_WHAT TO PRODUCE_.
Present the following entries again, word for word and in full.
* START MATERIAL PROVIDED *
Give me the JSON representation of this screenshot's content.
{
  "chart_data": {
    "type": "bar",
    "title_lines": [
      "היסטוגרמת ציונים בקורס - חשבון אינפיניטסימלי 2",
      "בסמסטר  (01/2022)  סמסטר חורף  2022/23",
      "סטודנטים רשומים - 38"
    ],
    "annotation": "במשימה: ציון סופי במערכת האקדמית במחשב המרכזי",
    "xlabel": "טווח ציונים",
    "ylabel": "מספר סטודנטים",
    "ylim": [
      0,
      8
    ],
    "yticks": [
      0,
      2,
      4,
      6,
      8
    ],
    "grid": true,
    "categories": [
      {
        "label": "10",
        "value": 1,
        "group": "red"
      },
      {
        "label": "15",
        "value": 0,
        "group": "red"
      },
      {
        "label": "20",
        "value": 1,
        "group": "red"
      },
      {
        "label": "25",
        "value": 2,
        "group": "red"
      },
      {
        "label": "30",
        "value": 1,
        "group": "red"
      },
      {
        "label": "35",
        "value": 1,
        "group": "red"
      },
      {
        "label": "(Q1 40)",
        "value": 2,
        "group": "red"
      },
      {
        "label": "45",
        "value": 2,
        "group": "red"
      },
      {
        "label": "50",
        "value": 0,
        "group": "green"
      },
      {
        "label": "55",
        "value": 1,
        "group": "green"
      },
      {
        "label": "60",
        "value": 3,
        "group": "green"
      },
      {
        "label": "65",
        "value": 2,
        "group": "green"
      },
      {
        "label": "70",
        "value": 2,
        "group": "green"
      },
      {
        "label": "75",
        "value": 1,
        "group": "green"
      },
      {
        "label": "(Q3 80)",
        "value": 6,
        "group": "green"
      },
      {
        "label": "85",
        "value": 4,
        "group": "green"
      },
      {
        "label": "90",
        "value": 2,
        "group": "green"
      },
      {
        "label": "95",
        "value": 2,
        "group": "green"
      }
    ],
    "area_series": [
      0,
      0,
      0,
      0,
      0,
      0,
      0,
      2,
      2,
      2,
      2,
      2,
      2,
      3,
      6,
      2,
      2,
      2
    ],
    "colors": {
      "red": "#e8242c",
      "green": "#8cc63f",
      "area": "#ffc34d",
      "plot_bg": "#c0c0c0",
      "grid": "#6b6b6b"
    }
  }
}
* END MATERIAL PROVIDED *
_SOLUTION_.
Give me the JSON representation of this screenshot's content.
{
  "chart_data": {
    "type": "bar",
    "title_lines": [
      "היסטוגרמת ציונים בקורס - חשבון אינפיניטסימלי 2",
      "בסמסטר  (01/2022)  סמסטר חורף  2022/23",
      "סטודנטים רשומים - 38"
    ],
    "annotation": "במשימה: ציון סופי במערכת האקדמית במחשב המרכזי",
    "xlabel": "טווח ציונים",
    "ylabel": "מספר סטודנטים",
    "ylim": [
      0,
      8
    ],
    "yticks": [
      0,
      2,
      4,
      6,
      8
    ],
    "grid": true,
    "categories": [
      {
        "label": "10",
        "value": 1,
        "group": "red"
      },
      {
        "label": "15",
        "value": 0,
        "group": "red"
      },
      {
        "label": "20",
        "value": 1,
        "group": "red"
      },
      {
        "label": "25",
        "value": 2,
        "group": "red"
      },
      {
        "label": "30",
        "value": 1,
        "group": "red"
      },
      {
        "label": "35",
        "value": 1,
        "group": "red"
      },
      {
        "label": "(Q1 40)",
        "value": 2,
        "group": "red"
      },
      {
        "label": "45",
        "value": 2,
        "group": "red"
      },
      {
        "label": "50",
        "value": 0,
        "group": "green"
      },
      {
        "label": "55",
        "value": 1,
        "group": "green"
      },
      {
        "label": "60",
        "value": 3,
        "group": "green"
      },
      {
        "label": "65",
        "value": 2,
        "group": "green"
      },
      {
        "label": "70",
        "value": 2,
        "group": "green"
      },
      {
        "label": "75",
        "value": 1,
        "group": "green"
      },
      {
        "label": "(Q3 80)",
        "value": 6,
        "group": "green"
      },
      {
        "label": "85",
        "value": 4,
        "group": "green"
      },
      {
        "label": "90",
        "value": 2,
        "group": "green"
      },
      {
        "label": "95",
        "value": 2,
        "group": "green"
      }
    ],
    "area_series": [
      0,
      0,
      0,
      0,
      0,
      0,
      0,
      2,
      2,
      2,
      2,
      2,
      2,
      3,
      6,
      2,
      2,
      2
    ],
    "colors": {
      "red": "#e8242c",
      "green": "#8cc63f",
      "area": "#ffc34d",
      "plot_bg": "#c0c0c0",
      "grid": "#6b6b6b"
    }
  }
}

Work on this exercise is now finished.